Supplied data
────────────────

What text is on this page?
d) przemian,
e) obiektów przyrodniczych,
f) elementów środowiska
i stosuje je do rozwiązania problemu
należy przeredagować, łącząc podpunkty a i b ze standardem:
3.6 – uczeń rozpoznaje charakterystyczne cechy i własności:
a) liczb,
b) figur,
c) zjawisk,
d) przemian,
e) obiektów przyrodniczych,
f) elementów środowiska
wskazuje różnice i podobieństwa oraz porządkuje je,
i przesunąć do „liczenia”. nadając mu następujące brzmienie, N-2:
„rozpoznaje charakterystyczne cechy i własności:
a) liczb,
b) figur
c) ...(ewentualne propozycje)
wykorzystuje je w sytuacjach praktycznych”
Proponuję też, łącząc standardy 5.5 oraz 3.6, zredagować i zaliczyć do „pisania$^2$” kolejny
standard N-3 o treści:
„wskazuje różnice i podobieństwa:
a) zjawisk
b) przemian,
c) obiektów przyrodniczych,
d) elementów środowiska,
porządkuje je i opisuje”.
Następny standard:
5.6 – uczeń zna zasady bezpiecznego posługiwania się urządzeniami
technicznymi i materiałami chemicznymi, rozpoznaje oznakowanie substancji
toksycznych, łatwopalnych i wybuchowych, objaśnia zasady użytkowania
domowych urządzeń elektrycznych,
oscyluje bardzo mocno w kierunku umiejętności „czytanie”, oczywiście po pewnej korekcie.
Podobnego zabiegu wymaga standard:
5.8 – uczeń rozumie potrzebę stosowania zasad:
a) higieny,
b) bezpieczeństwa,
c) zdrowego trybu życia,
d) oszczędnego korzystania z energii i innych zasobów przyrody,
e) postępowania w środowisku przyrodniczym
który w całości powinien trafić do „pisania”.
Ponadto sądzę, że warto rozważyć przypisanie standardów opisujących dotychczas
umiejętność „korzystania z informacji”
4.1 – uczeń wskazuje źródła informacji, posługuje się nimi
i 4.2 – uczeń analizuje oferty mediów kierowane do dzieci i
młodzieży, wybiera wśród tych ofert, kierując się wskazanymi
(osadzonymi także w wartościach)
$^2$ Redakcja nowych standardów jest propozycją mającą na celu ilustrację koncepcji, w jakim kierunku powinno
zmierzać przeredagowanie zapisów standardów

────────────────

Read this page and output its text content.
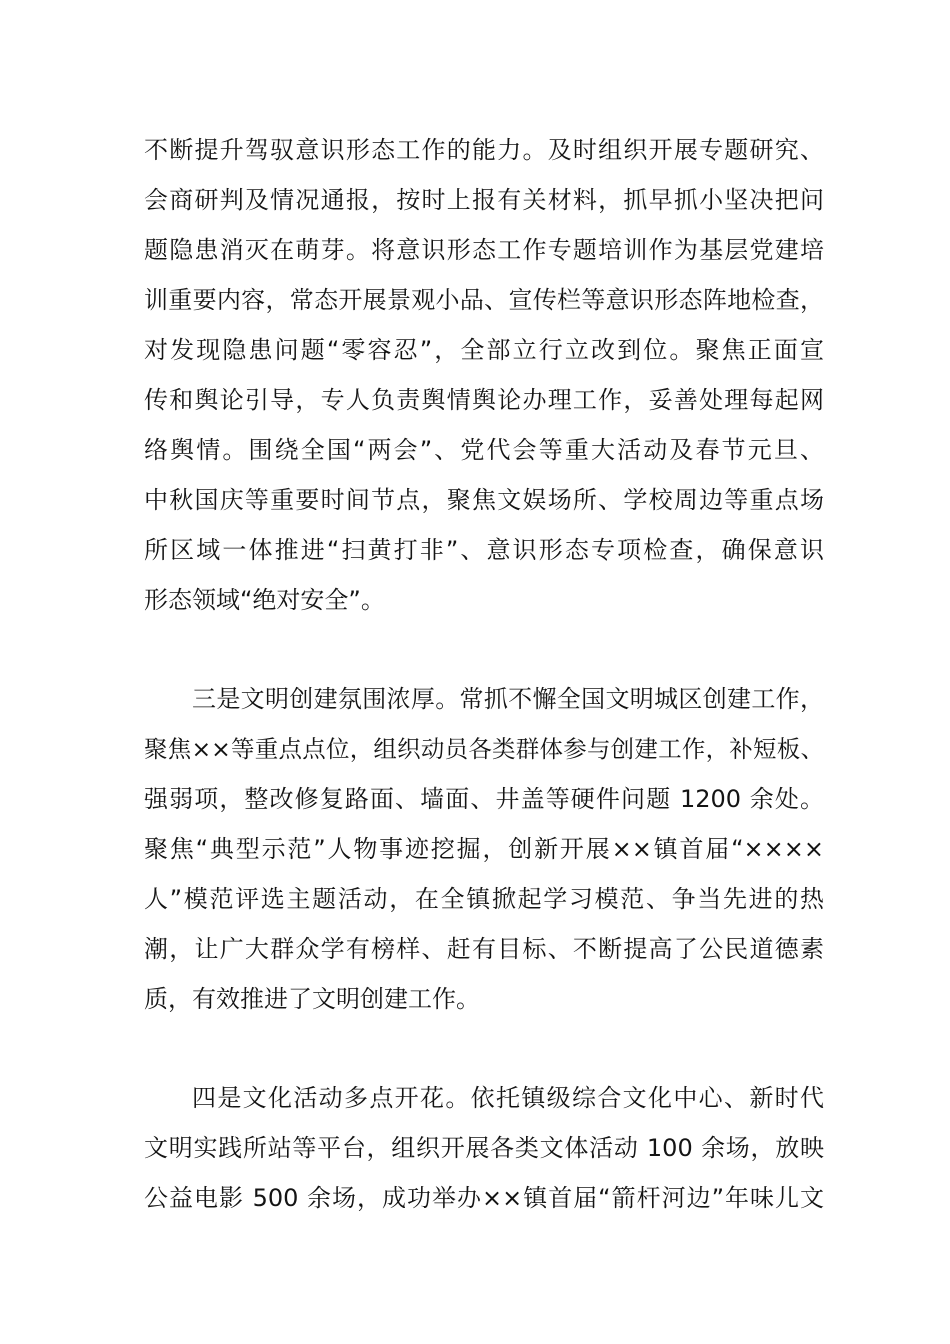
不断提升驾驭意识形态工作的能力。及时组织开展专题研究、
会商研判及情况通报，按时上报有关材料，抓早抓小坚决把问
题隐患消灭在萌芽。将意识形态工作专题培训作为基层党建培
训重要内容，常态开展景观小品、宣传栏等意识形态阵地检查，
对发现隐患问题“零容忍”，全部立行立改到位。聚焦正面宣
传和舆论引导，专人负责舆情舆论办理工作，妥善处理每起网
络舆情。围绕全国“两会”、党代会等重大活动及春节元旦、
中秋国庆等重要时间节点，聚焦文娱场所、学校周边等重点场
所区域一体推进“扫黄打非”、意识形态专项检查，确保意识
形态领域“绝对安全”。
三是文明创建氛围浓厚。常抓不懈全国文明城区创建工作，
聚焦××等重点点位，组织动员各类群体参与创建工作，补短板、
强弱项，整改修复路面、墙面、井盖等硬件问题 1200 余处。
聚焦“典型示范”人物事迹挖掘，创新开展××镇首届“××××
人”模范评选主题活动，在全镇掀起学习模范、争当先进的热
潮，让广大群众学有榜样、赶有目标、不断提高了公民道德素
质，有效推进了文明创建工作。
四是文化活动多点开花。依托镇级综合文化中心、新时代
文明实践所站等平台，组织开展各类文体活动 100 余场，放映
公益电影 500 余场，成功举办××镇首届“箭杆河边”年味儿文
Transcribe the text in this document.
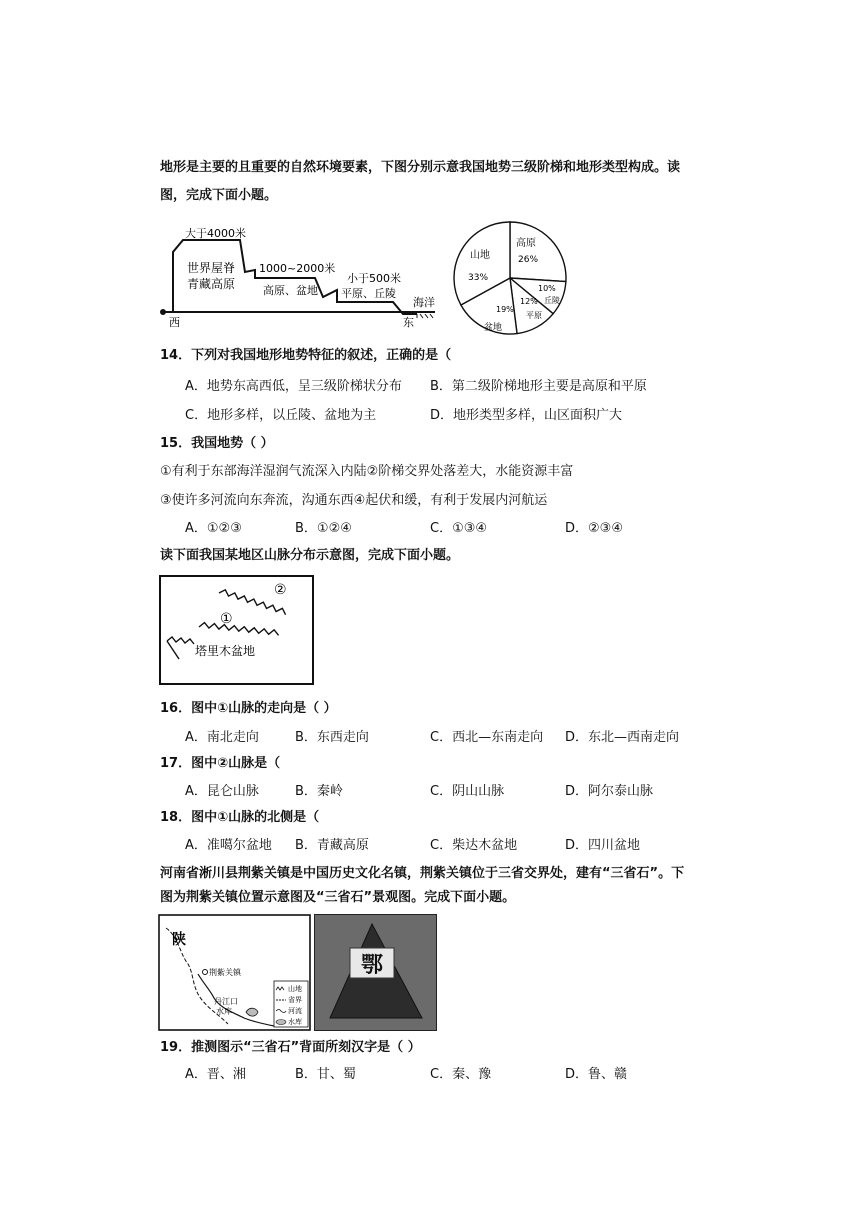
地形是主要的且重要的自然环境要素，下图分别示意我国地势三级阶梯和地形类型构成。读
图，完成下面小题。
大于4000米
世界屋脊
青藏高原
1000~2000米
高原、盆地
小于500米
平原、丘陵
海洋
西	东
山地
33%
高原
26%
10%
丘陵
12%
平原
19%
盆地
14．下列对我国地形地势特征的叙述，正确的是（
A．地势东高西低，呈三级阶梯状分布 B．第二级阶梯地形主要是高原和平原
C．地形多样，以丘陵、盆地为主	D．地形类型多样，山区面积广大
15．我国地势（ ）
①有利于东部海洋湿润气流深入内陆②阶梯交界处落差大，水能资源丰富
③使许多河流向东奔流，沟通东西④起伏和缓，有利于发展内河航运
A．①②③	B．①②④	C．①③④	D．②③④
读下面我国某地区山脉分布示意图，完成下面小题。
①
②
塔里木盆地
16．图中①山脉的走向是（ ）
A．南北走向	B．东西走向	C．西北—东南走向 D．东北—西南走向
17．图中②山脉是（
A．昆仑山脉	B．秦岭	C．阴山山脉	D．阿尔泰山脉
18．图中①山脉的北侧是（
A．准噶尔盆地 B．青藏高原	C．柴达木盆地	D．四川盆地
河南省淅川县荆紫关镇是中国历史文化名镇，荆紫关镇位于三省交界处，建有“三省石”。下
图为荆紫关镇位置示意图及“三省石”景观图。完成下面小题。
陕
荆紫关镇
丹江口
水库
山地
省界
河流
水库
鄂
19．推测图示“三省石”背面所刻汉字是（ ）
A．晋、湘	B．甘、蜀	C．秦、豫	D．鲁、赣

────────────────

Task prompt
Take every line from the data that contains the word "kierunku".

Response below
oscyluje bardzo mocno w kierunku umiejętności „czytanie”, oczywiście po pewnej korekcie.
$^2$ Redakcja nowych standardów jest propozycją mającą na celu ilustrację koncepcji, w jakim kierunku powinno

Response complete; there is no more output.